▸ **Excerpted text**
From: Richard Stallman
Subject: Re: Proposal for an Emacs User Survey
Date: Sun, 11 Oct 2020 22:03:21 -0400

[[[ To any NSA and FBI agents reading my email: please consider    ]]]
[[[ whether defending the US Constitution against all enemies,     ]]]
[[[ foreign or domestic, requires you to follow Snowden's example. ]]]

  > The issue I see here is that if you expert plain-text responses, someone
  > might just submit something that breaks the format, or even submit an
  > email written in HTML.

This is not a major problem.  The only thing that breaks the format of
an inbox file is "From " in column 0, and the worst thing that does is
generate a junk message.

The program that generates the message can easily prevent this from
happening.

  > You
  > wouldn't want someone who could submit 1000 fake or troll responses,
  > just because they know what what's going on behind the scenes.

It's not likely that people will do this, and if they do,
it would not be hard to delete those fake messages from the file.

  > All in all, I don't this that this should be an issue, SQLite is well
  > documented,

Even if it is very good documentation, reading it and learning will
take work.  I don't want to have to read it, or learn how to do
something with SQLite.  It would be an extra unnecessary layer to
cause confusion or problems, and there is no need for that complexity.

                and can easily be extracted into whatever format someone
  > might need or want, just easier than with a mailbox or other classical
  > unix-like approaches.

▸ **Supplied entries**
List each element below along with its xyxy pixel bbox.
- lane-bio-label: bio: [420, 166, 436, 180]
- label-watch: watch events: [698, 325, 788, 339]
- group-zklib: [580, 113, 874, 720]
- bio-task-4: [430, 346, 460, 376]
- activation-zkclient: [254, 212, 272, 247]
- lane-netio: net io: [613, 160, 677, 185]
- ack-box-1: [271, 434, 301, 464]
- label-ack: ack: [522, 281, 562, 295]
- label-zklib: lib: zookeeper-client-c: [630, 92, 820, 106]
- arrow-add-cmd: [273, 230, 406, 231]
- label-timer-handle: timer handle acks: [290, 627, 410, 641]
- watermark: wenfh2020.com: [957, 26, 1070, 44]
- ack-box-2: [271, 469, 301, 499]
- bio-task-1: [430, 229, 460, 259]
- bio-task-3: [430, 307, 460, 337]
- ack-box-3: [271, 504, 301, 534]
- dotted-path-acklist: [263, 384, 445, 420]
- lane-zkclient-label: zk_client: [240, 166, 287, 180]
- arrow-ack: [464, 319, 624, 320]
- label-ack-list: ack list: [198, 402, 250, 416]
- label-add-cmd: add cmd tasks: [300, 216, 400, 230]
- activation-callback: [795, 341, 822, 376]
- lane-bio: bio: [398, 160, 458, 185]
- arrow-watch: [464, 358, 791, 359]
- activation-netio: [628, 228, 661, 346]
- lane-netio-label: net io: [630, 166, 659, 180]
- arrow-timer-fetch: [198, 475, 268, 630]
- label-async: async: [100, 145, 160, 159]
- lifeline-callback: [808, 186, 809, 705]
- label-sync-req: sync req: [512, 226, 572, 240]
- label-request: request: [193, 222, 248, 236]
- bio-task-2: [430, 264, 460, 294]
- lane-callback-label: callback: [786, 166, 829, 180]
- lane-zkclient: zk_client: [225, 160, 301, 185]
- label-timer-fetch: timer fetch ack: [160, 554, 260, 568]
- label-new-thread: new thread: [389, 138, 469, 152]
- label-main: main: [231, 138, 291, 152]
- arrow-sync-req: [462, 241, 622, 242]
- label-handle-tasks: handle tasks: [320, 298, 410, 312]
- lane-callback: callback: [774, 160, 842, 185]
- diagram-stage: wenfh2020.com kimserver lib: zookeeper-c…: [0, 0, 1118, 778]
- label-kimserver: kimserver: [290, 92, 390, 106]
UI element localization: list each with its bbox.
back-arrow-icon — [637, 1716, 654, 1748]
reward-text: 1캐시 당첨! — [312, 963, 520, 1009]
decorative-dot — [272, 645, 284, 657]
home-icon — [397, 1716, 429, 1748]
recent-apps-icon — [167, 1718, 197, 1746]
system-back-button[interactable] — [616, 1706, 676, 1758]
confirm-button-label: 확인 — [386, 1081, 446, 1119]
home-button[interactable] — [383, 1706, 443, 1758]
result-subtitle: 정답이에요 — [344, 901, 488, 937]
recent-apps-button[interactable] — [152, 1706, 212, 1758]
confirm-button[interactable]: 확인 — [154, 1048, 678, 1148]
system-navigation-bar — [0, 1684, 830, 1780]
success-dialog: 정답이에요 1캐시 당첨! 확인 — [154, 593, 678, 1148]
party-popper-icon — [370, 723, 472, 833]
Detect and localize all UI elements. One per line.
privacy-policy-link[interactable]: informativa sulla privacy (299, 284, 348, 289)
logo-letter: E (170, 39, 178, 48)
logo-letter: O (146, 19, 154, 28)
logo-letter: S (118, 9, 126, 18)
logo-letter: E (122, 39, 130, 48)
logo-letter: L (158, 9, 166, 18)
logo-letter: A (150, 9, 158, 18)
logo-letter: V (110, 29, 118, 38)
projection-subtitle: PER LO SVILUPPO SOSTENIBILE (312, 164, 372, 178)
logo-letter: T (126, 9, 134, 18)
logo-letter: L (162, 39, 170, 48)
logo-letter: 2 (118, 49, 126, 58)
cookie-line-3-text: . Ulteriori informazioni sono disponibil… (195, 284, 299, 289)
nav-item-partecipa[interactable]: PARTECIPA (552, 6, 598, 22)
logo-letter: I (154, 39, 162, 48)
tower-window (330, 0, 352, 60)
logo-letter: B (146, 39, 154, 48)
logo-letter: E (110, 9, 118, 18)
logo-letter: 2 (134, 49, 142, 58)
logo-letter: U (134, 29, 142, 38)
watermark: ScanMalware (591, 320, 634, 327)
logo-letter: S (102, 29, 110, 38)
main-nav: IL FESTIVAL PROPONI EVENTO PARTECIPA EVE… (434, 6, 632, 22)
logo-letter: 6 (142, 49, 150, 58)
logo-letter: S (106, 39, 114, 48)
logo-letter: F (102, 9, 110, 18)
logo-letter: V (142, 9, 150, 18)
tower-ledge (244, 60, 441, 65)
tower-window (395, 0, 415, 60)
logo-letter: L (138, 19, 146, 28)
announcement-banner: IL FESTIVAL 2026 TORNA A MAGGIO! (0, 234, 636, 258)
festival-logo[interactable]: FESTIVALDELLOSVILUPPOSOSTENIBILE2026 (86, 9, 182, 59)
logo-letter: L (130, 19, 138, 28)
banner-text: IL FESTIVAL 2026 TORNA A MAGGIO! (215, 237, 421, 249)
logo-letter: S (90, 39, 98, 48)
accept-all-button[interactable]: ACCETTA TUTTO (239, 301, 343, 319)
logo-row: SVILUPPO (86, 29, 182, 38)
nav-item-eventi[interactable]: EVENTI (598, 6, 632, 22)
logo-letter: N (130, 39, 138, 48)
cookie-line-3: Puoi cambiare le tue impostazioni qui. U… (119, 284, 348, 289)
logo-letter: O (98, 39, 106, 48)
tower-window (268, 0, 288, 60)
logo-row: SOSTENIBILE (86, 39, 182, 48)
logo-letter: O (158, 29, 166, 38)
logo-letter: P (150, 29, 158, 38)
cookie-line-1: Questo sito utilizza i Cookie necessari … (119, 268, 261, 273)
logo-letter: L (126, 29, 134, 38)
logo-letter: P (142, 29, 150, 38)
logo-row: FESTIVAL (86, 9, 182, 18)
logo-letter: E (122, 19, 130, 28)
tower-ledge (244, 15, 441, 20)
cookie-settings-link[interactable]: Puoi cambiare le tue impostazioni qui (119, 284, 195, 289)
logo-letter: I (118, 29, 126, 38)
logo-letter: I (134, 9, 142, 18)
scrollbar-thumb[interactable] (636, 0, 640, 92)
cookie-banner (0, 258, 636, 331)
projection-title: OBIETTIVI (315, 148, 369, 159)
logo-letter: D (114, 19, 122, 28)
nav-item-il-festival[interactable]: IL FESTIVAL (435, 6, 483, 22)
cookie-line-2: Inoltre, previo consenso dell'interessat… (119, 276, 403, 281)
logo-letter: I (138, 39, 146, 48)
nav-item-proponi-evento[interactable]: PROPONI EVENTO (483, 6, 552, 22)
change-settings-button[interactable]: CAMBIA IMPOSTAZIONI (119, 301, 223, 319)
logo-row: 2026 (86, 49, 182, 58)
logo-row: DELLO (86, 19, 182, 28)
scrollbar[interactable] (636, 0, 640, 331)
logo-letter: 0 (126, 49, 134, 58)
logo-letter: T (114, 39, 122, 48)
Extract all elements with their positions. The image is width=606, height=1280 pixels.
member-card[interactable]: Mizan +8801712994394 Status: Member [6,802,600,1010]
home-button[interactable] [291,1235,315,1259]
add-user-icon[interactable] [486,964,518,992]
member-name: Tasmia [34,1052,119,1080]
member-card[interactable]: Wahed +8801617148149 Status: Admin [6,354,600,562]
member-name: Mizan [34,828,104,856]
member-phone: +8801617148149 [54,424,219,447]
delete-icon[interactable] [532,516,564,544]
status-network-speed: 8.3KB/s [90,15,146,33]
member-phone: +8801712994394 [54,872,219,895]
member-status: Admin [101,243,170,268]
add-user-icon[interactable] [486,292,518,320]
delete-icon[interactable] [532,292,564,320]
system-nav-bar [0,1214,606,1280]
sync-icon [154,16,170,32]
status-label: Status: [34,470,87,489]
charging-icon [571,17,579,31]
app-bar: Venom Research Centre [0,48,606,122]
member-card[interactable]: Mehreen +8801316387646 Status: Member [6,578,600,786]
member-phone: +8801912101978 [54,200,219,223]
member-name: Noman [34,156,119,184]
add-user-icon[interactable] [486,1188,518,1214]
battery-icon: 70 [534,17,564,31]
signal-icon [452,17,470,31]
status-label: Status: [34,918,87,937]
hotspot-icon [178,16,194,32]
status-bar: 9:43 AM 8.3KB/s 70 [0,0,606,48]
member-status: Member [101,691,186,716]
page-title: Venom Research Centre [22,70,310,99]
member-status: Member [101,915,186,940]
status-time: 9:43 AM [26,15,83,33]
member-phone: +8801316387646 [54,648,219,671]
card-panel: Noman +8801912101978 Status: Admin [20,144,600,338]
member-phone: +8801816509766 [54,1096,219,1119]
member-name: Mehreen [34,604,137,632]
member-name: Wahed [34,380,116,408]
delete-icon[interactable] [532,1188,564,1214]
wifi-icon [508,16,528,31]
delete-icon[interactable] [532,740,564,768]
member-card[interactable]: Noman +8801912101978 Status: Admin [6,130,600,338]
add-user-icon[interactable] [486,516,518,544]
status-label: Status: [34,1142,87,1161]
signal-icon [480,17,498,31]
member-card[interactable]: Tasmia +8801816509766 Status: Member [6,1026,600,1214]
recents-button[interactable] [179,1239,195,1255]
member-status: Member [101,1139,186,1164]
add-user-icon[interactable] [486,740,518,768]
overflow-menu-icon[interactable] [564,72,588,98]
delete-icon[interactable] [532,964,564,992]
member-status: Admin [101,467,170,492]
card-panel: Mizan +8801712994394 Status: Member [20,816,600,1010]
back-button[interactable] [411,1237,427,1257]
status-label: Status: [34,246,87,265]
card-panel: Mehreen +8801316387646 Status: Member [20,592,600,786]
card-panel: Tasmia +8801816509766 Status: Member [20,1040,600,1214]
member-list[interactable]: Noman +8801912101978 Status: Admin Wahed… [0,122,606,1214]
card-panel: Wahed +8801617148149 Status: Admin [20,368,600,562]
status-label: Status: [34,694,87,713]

▸ **Your assignment**
In the email about the Emacs user survey, what is the only thing that breaks the format of an inbox file?

▸ **Output for this exercise**
"From " in column 0.